→ **What you are asked to do**
Show every line where "нормативных" occurs.
>> START Data records
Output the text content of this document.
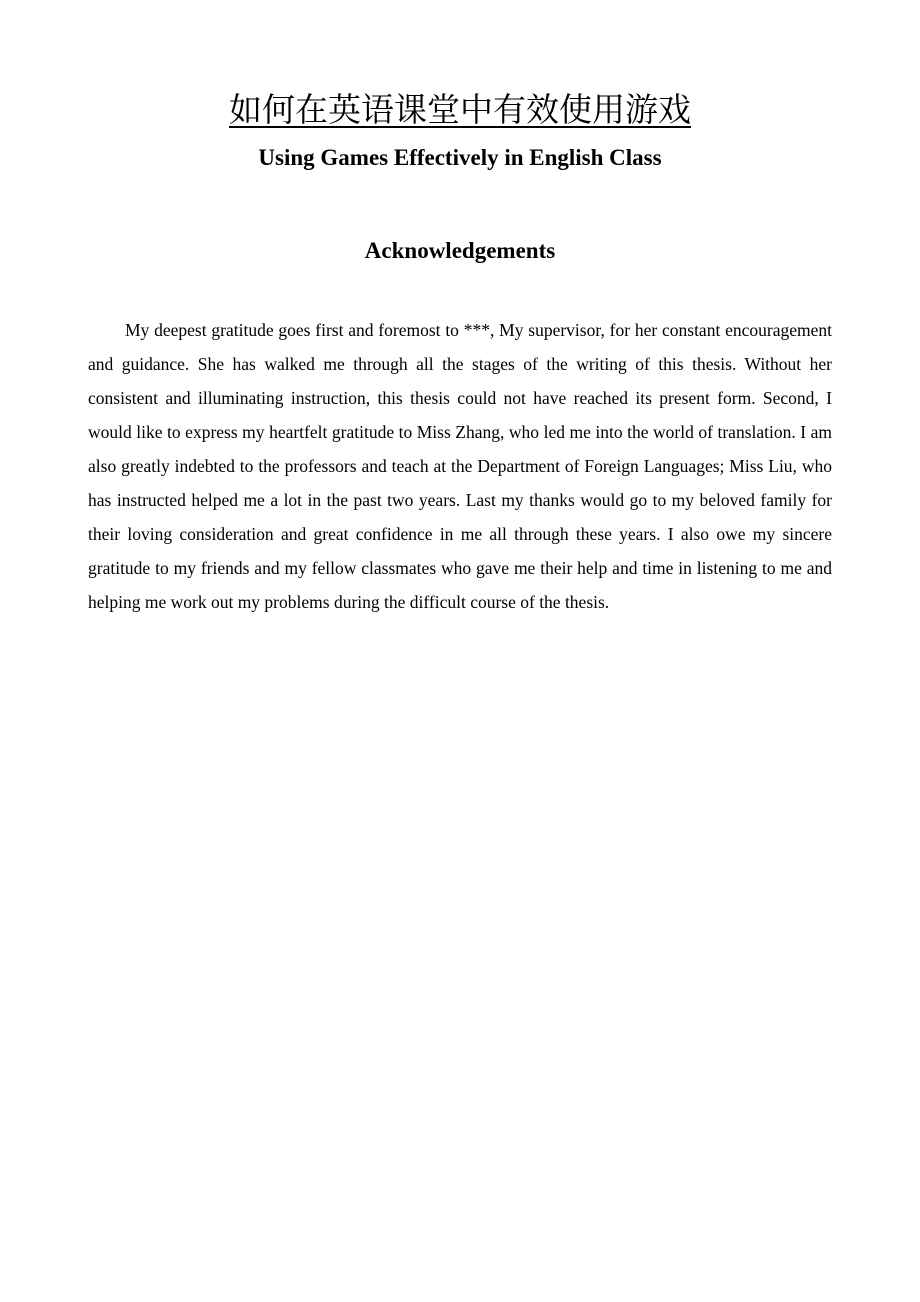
如何在英语课堂中有效使用游戏
Using Games Effectively in English Class
Acknowledgements

My deepest gratitude goes first and foremost to ***, My supervisor, for her constant encouragement and guidance. She has walked me through all the stages of the writing of this thesis. Without her consistent and illuminating instruction, this thesis could not have reached its present form. Second, I would like to express my heartfelt gratitude to Miss Zhang, who led me into the world of translation. I am also greatly indebted to the professors and teach at the Department of Foreign Languages; Miss Liu, who has instructed helped me a lot in the past two years. Last my thanks would go to my beloved family for their loving consideration and great confidence in me all through these years. I also owe my sincere gratitude to my friends and my fellow classmates who gave me their help and time in listening to me and helping me work out my problems during the difficult course of the thesis.
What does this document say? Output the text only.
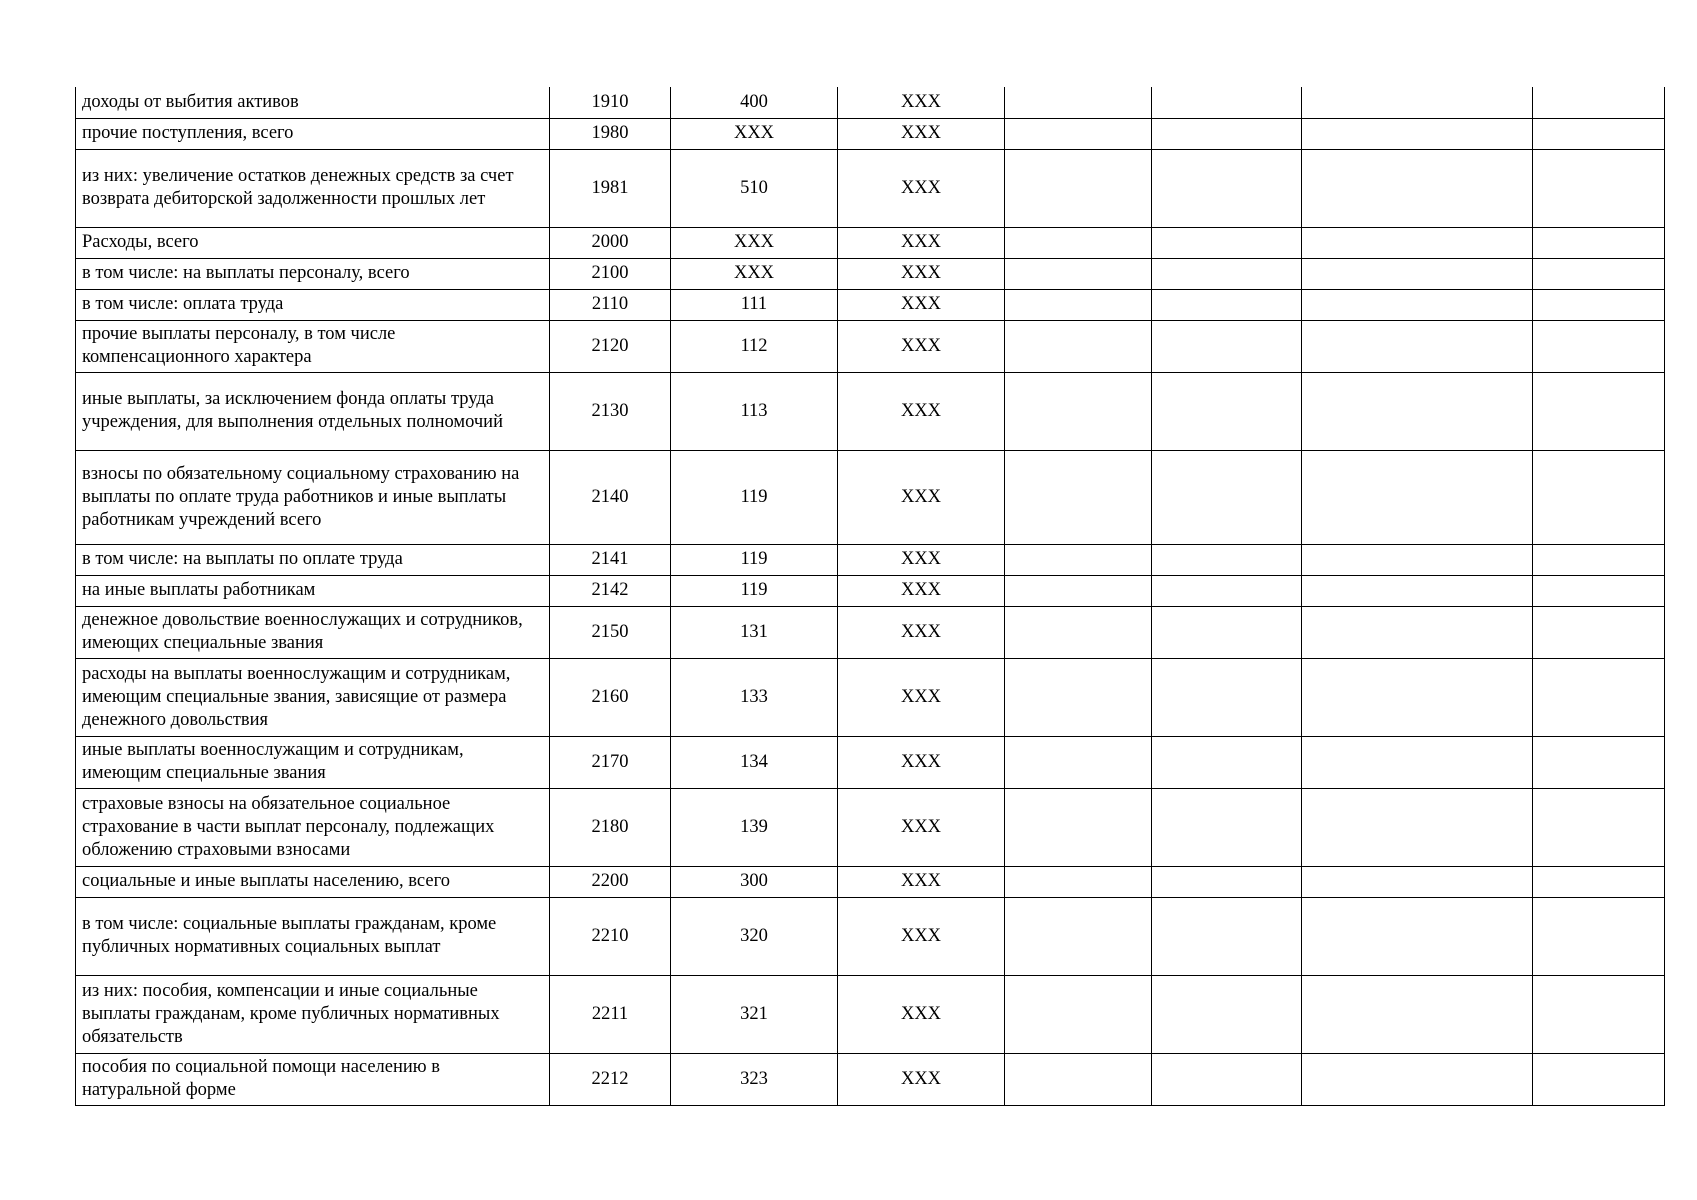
доходы от выбития активов	1910	400	XXX				
прочие поступления, всего	1980	XXX	XXX				
из них: увеличение остатков денежных средств за счет возврата дебиторской задолженности прошлых лет	1981	510	XXX				
Расходы, всего	2000	XXX	XXX				
в том числе: на выплаты персоналу, всего	2100	XXX	XXX				
в том числе: оплата труда	2110	111	XXX				
прочие выплаты персоналу, в том числе компенсационного характера	2120	112	XXX				
иные выплаты, за исключением фонда оплаты труда учреждения, для выполнения отдельных полномочий	2130	113	XXX				
взносы по обязательному социальному страхованию на выплаты по оплате труда работников и иные выплаты работникам учреждений всего	2140	119	XXX				
в том числе: на выплаты по оплате труда	2141	119	XXX				
на иные выплаты работникам	2142	119	XXX				
денежное довольствие военнослужащих и сотрудников, имеющих специальные звания	2150	131	XXX				
расходы на выплаты военнослужащим и сотрудникам, имеющим специальные звания, зависящие от размера денежного довольствия	2160	133	XXX				
иные выплаты военнослужащим и сотрудникам, имеющим специальные звания	2170	134	XXX				
страховые взносы на обязательное социальное страхование в части выплат персоналу, подлежащих обложению страховыми взносами	2180	139	XXX				
социальные и иные выплаты населению, всего	2200	300	XXX				
в том числе: социальные выплаты гражданам, кроме публичных нормативных социальных выплат	2210	320	XXX				
из них: пособия, компенсации и иные социальные выплаты гражданам, кроме публичных нормативных обязательств	2211	321	XXX				
пособия по социальной помощи населению в натуральной форме	2212	323	XXX				
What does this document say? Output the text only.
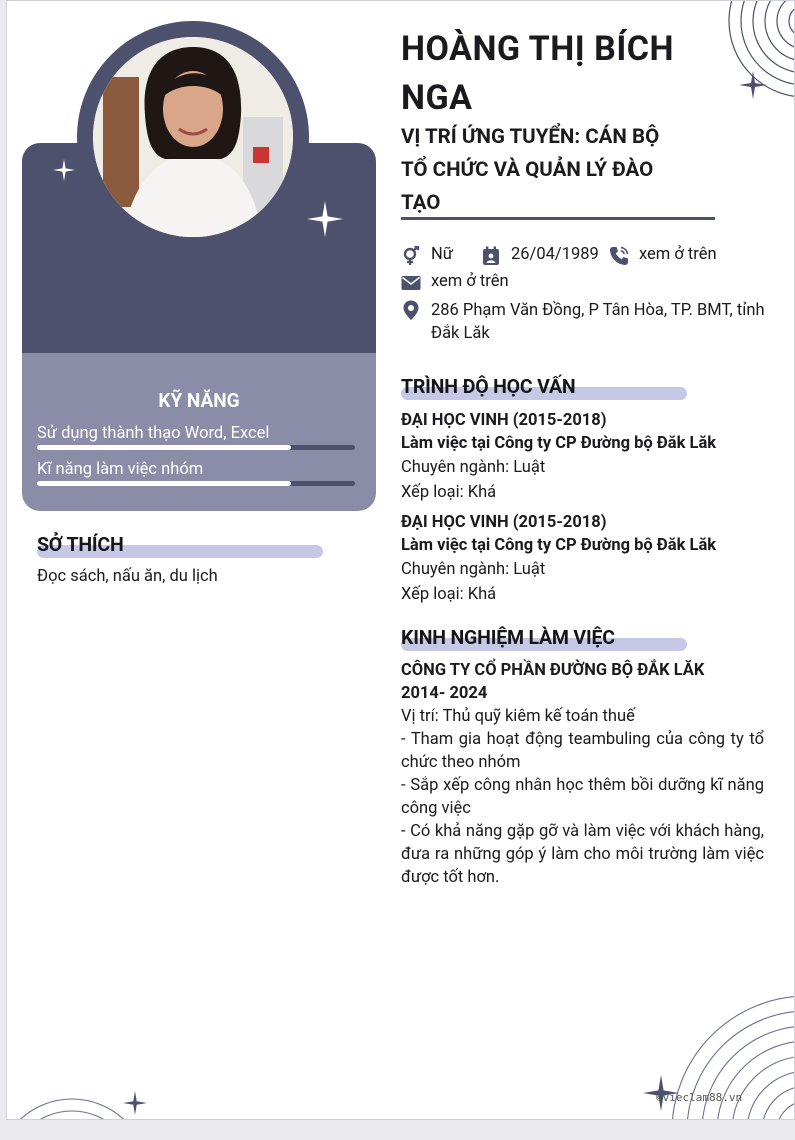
KỸ NĂNG
Sử dụng thành thạo Word, Excel
Kĩ năng làm việc nhóm
SỞ THÍCH
Đọc sách, nấu ăn, du lịch
HOÀNG THỊ BÍCH NGA
VỊ TRÍ ỨNG TUYỂN: CÁN BỘ TỔ CHỨC VÀ QUẢN LÝ ĐÀO TẠO
Nữ	26/04/1989 xem ở trên
xem ở trên
286 Phạm Văn Đồng, P Tân Hòa, TP. BMT, tỉnh Đắk Lăk
TRÌNH ĐỘ HỌC VẤN
ĐẠI HỌC VINH (2015-2018)
Làm việc tại Công ty CP Đường bộ Đăk Lăk
Chuyên ngành: Luật
Xếp loại: Khá
ĐẠI HỌC VINH (2015-2018)
Làm việc tại Công ty CP Đường bộ Đăk Lăk
Chuyên ngành: Luật
Xếp loại: Khá
KINH NGHIỆM LÀM VIỆC
CÔNG TY CỔ PHẦN ĐƯỜNG BỘ ĐẮK LĂK
2014- 2024
Vị trí: Thủ quỹ kiêm kế toán thuế
- Tham gia hoạt động teambuling của công ty tổ chức theo nhóm
- Sắp xếp công nhân học thêm bồi dưỡng kĩ năng công việc
- Có khả năng gặp gỡ và làm việc với khách hàng, đưa ra những góp ý làm cho môi trường làm việc được tốt hơn.
©vieclam88.vn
>> END Data records
→ **Output of the task**
в том числе: социальные выплаты гражданам, кроме публичных нормативных социальных выплат	2210	320	XXX				
из них: пособия, компенсации и иные социальные выплаты гражданам, кроме публичных нормативных обязательств	2211	321	XXX				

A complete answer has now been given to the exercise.